**Exercise task**: All the records that follow need to be reproduced exactly. Omit the images.
-- begin The records --
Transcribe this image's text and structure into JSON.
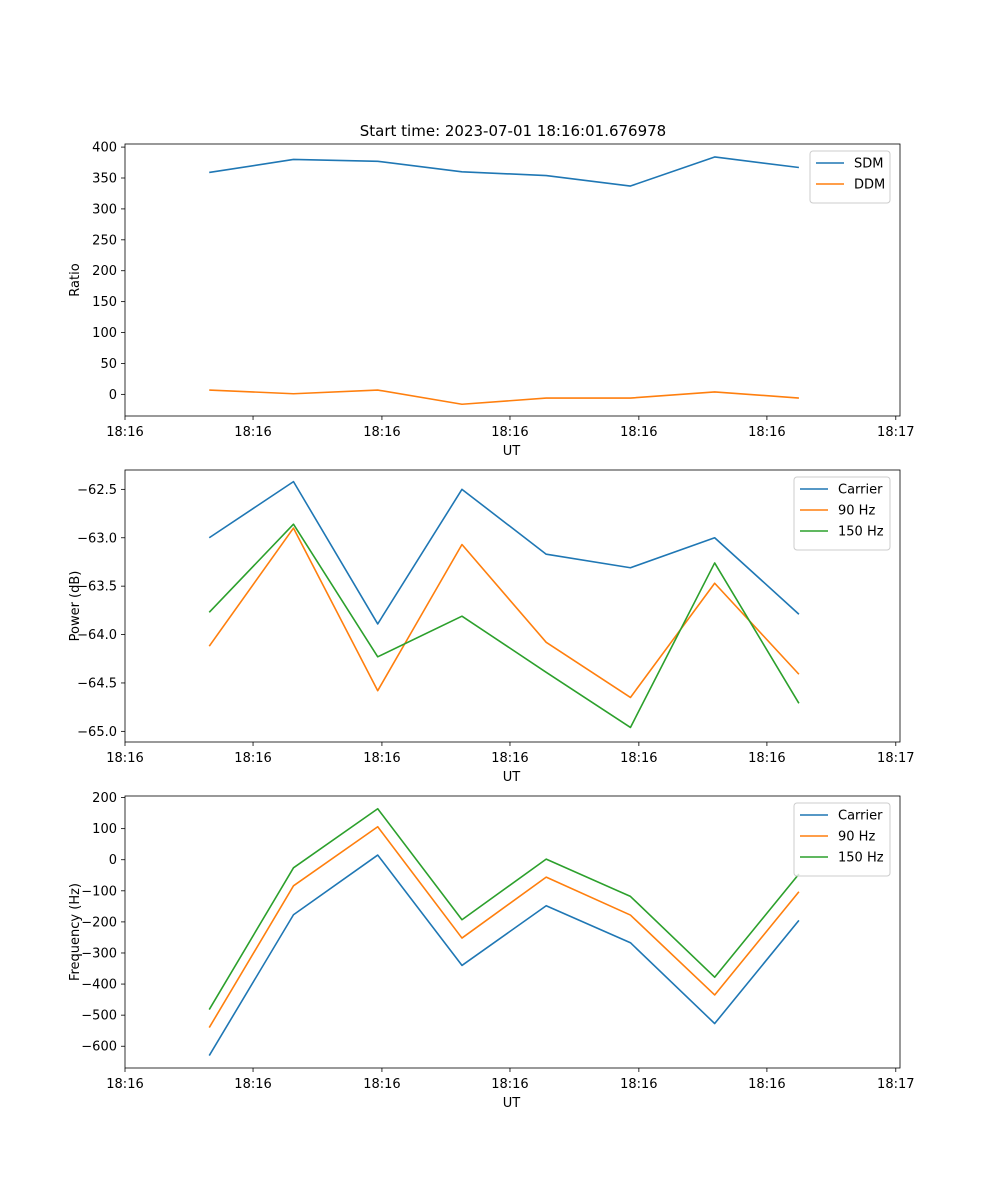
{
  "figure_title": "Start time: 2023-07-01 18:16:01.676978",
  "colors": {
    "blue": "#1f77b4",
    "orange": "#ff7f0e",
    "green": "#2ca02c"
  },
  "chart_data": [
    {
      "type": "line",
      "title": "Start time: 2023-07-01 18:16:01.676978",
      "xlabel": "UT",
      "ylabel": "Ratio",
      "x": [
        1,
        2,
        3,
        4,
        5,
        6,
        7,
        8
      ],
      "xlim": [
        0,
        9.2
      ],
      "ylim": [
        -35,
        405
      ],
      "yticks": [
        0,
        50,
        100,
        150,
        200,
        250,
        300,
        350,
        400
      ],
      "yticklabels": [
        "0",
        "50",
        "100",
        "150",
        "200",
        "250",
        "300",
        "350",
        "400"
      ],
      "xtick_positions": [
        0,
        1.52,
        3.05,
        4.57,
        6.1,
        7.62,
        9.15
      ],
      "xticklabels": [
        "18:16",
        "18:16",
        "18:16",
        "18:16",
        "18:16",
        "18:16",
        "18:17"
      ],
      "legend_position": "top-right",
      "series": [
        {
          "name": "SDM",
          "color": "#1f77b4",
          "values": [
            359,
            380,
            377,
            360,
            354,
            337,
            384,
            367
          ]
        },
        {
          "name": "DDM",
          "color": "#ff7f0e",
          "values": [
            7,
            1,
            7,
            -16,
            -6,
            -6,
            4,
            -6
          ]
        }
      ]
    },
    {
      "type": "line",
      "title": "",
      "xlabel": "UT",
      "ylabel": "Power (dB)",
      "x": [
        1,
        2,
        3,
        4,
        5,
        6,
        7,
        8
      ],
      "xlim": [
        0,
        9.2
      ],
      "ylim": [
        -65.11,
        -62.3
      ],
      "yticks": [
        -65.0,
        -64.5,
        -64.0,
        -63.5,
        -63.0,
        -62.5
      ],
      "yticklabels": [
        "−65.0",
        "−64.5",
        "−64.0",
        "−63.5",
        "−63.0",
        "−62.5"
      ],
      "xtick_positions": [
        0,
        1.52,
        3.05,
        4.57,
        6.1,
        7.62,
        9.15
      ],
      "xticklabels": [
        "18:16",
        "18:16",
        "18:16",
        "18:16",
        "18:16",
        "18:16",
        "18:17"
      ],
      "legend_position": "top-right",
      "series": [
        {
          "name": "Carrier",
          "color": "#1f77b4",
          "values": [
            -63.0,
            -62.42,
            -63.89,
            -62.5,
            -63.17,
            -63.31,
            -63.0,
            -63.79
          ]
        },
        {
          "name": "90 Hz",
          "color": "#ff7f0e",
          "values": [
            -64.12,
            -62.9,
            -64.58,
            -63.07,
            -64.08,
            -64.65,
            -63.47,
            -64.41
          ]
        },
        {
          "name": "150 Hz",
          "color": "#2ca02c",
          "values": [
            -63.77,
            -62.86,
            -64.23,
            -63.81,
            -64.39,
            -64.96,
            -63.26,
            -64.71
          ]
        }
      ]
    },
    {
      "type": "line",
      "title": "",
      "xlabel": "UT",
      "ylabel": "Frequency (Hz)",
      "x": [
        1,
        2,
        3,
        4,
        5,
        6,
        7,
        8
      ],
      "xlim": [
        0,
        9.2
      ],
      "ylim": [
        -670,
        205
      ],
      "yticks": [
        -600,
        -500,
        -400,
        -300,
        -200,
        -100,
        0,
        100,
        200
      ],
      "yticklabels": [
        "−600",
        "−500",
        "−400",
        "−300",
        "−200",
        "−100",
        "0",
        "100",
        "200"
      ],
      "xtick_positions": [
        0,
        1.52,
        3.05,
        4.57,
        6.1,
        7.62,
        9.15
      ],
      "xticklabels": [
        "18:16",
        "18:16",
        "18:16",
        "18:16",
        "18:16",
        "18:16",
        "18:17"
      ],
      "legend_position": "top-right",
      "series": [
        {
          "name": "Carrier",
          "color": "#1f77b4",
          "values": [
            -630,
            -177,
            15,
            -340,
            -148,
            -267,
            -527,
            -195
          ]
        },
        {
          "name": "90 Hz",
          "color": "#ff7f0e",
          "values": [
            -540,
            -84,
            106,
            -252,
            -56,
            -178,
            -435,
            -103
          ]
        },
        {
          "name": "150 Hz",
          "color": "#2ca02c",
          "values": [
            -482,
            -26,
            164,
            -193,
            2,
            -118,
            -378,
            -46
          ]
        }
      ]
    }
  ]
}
-- end The records --
**Expected answer**:
Transcribe this image's text and structure into JSON.
{
  "figure_title": "Start time: 2023-07-01 18:16:01.676978",
  "colors": {
    "blue": "#1f77b4",
    "orange": "#ff7f0e",
    "green": "#2ca02c"
  },
  "chart_data": [
    {
      "type": "line",
      "title": "Start time: 2023-07-01 18:16:01.676978",
      "xlabel": "UT",
      "ylabel": "Ratio",
      "x": [
        1,
        2,
        3,
        4,
        5,
        6,
        7,
        8
      ],
      "xlim": [
        0,
        9.2
      ],
      "ylim": [
        -35,
        405
      ],
      "yticks": [
        0,
        50,
        100,
        150,
        200,
        250,
        300,
        350,
        400
      ],
      "yticklabels": [
        "0",
        "50",
        "100",
        "150",
        "200",
        "250",
        "300",
        "350",
        "400"
      ],
      "xtick_positions": [
        0,
        1.52,
        3.05,
        4.57,
        6.1,
        7.62,
        9.15
      ],
      "xticklabels": [
        "18:16",
        "18:16",
        "18:16",
        "18:16",
        "18:16",
        "18:16",
        "18:17"
      ],
      "legend_position": "top-right",
      "series": [
        {
          "name": "SDM",
          "color": "#1f77b4",
          "values": [
            359,
            380,
            377,
            360,
            354,
            337,
            384,
            367
          ]
        },
        {
          "name": "DDM",
          "color": "#ff7f0e",
          "values": [
            7,
            1,
            7,
            -16,
            -6,
            -6,
            4,
            -6
          ]
        }
      ]
    },
    {
      "type": "line",
      "title": "",
      "xlabel": "UT",
      "ylabel": "Power (dB)",
      "x": [
        1,
        2,
        3,
        4,
        5,
        6,
        7,
        8
      ],
      "xlim": [
        0,
        9.2
      ],
      "ylim": [
        -65.11,
        -62.3
      ],
      "yticks": [
        -65.0,
        -64.5,
        -64.0,
        -63.5,
        -63.0,
        -62.5
      ],
      "yticklabels": [
        "−65.0",
        "−64.5",
        "−64.0",
        "−63.5",
        "−63.0",
        "−62.5"
      ],
      "xtick_positions": [
        0,
        1.52,
        3.05,
        4.57,
        6.1,
        7.62,
        9.15
      ],
      "xticklabels": [
        "18:16",
        "18:16",
        "18:16",
        "18:16",
        "18:16",
        "18:16",
        "18:17"
      ],
      "legend_position": "top-right",
      "series": [
        {
          "name": "Carrier",
          "color": "#1f77b4",
          "values": [
            -63.0,
            -62.42,
            -63.89,
            -62.5,
            -63.17,
            -63.31,
            -63.0,
            -63.79
          ]
        },
        {
          "name": "90 Hz",
          "color": "#ff7f0e",
          "values": [
            -64.12,
            -62.9,
            -64.58,
            -63.07,
            -64.08,
            -64.65,
            -63.47,
            -64.41
          ]
        },
        {
          "name": "150 Hz",
          "color": "#2ca02c",
          "values": [
            -63.77,
            -62.86,
            -64.23,
            -63.81,
            -64.39,
            -64.96,
            -63.26,
            -64.71
          ]
        }
      ]
    },
    {
      "type": "line",
      "title": "",
      "xlabel": "UT",
      "ylabel": "Frequency (Hz)",
      "x": [
        1,
        2,
        3,
        4,
        5,
        6,
        7,
        8
      ],
      "xlim": [
        0,
        9.2
      ],
      "ylim": [
        -670,
        205
      ],
      "yticks": [
        -600,
        -500,
        -400,
        -300,
        -200,
        -100,
        0,
        100,
        200
      ],
      "yticklabels": [
        "−600",
        "−500",
        "−400",
        "−300",
        "−200",
        "−100",
        "0",
        "100",
        "200"
      ],
      "xtick_positions": [
        0,
        1.52,
        3.05,
        4.57,
        6.1,
        7.62,
        9.15
      ],
      "xticklabels": [
        "18:16",
        "18:16",
        "18:16",
        "18:16",
        "18:16",
        "18:16",
        "18:17"
      ],
      "legend_position": "top-right",
      "series": [
        {
          "name": "Carrier",
          "color": "#1f77b4",
          "values": [
            -630,
            -177,
            15,
            -340,
            -148,
            -267,
            -527,
            -195
          ]
        },
        {
          "name": "90 Hz",
          "color": "#ff7f0e",
          "values": [
            -540,
            -84,
            106,
            -252,
            -56,
            -178,
            -435,
            -103
          ]
        },
        {
          "name": "150 Hz",
          "color": "#2ca02c",
          "values": [
            -482,
            -26,
            164,
            -193,
            2,
            -118,
            -378,
            -46
          ]
        }
      ]
    }
  ]
}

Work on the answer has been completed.